--- begin Exercise material ---

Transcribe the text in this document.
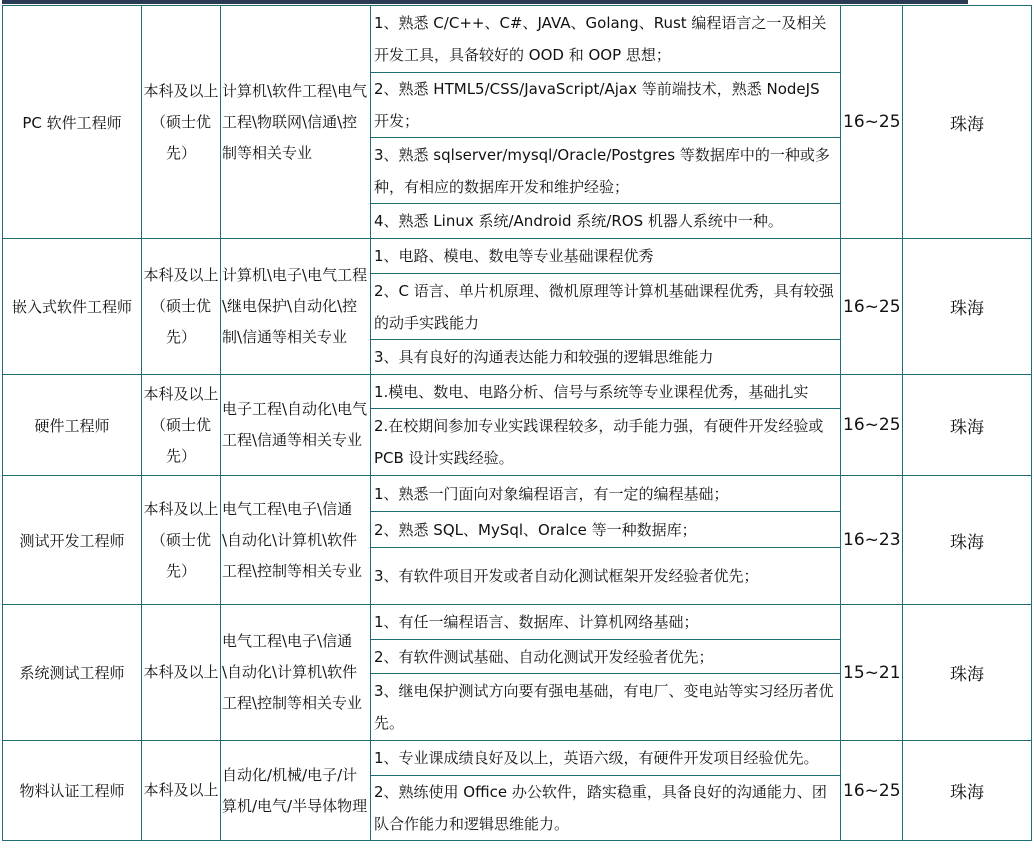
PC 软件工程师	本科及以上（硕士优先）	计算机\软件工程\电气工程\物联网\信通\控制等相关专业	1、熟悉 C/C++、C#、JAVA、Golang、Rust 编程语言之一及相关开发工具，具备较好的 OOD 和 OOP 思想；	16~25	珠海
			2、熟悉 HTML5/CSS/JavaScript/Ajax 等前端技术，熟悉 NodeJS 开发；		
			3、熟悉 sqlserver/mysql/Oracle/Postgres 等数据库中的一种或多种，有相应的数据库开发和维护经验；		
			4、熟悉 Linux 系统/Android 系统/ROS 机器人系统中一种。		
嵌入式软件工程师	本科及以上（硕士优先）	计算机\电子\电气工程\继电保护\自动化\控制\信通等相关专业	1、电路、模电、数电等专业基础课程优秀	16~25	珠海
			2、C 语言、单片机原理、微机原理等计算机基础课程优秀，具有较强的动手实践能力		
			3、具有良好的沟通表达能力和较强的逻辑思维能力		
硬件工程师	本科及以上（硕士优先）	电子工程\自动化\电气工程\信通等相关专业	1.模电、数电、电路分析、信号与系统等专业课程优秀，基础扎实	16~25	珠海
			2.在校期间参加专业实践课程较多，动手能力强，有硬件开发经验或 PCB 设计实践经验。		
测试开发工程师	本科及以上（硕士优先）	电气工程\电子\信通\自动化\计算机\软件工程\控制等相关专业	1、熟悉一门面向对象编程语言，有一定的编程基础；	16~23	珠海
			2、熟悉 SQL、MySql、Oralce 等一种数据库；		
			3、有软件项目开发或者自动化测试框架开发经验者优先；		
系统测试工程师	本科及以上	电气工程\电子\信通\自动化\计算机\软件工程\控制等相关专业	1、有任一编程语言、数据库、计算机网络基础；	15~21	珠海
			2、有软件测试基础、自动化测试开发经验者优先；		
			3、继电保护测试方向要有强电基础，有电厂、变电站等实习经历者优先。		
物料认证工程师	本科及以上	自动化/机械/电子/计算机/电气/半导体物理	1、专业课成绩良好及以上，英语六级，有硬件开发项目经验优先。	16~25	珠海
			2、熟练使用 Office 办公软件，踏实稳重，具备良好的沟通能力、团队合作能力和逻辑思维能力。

--- end Exercise material ---

The data above should be repeated exactly, minus any pictures.

Transcribe the text in this document.
PC 软件工程师	本科及以上（硕士优先）	计算机\软件工程\电气工程\物联网\信通\控制等相关专业	1、熟悉 C/C++、C#、JAVA、Golang、Rust 编程语言之一及相关开发工具，具备较好的 OOD 和 OOP 思想；	16~25	珠海
			2、熟悉 HTML5/CSS/JavaScript/Ajax 等前端技术，熟悉 NodeJS 开发；		
			3、熟悉 sqlserver/mysql/Oracle/Postgres 等数据库中的一种或多种，有相应的数据库开发和维护经验；		
			4、熟悉 Linux 系统/Android 系统/ROS 机器人系统中一种。		
嵌入式软件工程师	本科及以上（硕士优先）	计算机\电子\电气工程\继电保护\自动化\控制\信通等相关专业	1、电路、模电、数电等专业基础课程优秀	16~25	珠海
			2、C 语言、单片机原理、微机原理等计算机基础课程优秀，具有较强的动手实践能力		
			3、具有良好的沟通表达能力和较强的逻辑思维能力		
硬件工程师	本科及以上（硕士优先）	电子工程\自动化\电气工程\信通等相关专业	1.模电、数电、电路分析、信号与系统等专业课程优秀，基础扎实	16~25	珠海
			2.在校期间参加专业实践课程较多，动手能力强，有硬件开发经验或 PCB 设计实践经验。		
测试开发工程师	本科及以上（硕士优先）	电气工程\电子\信通\自动化\计算机\软件工程\控制等相关专业	1、熟悉一门面向对象编程语言，有一定的编程基础；	16~23	珠海
			2、熟悉 SQL、MySql、Oralce 等一种数据库；		
			3、有软件项目开发或者自动化测试框架开发经验者优先；		
系统测试工程师	本科及以上	电气工程\电子\信通\自动化\计算机\软件工程\控制等相关专业	1、有任一编程语言、数据库、计算机网络基础；	15~21	珠海
			2、有软件测试基础、自动化测试开发经验者优先；		
			3、继电保护测试方向要有强电基础，有电厂、变电站等实习经历者优先。		
物料认证工程师	本科及以上	自动化/机械/电子/计算机/电气/半导体物理	1、专业课成绩良好及以上，英语六级，有硬件开发项目经验优先。	16~25	珠海
			2、熟练使用 Office 办公软件，踏实稳重，具备良好的沟通能力、团队合作能力和逻辑思维能力。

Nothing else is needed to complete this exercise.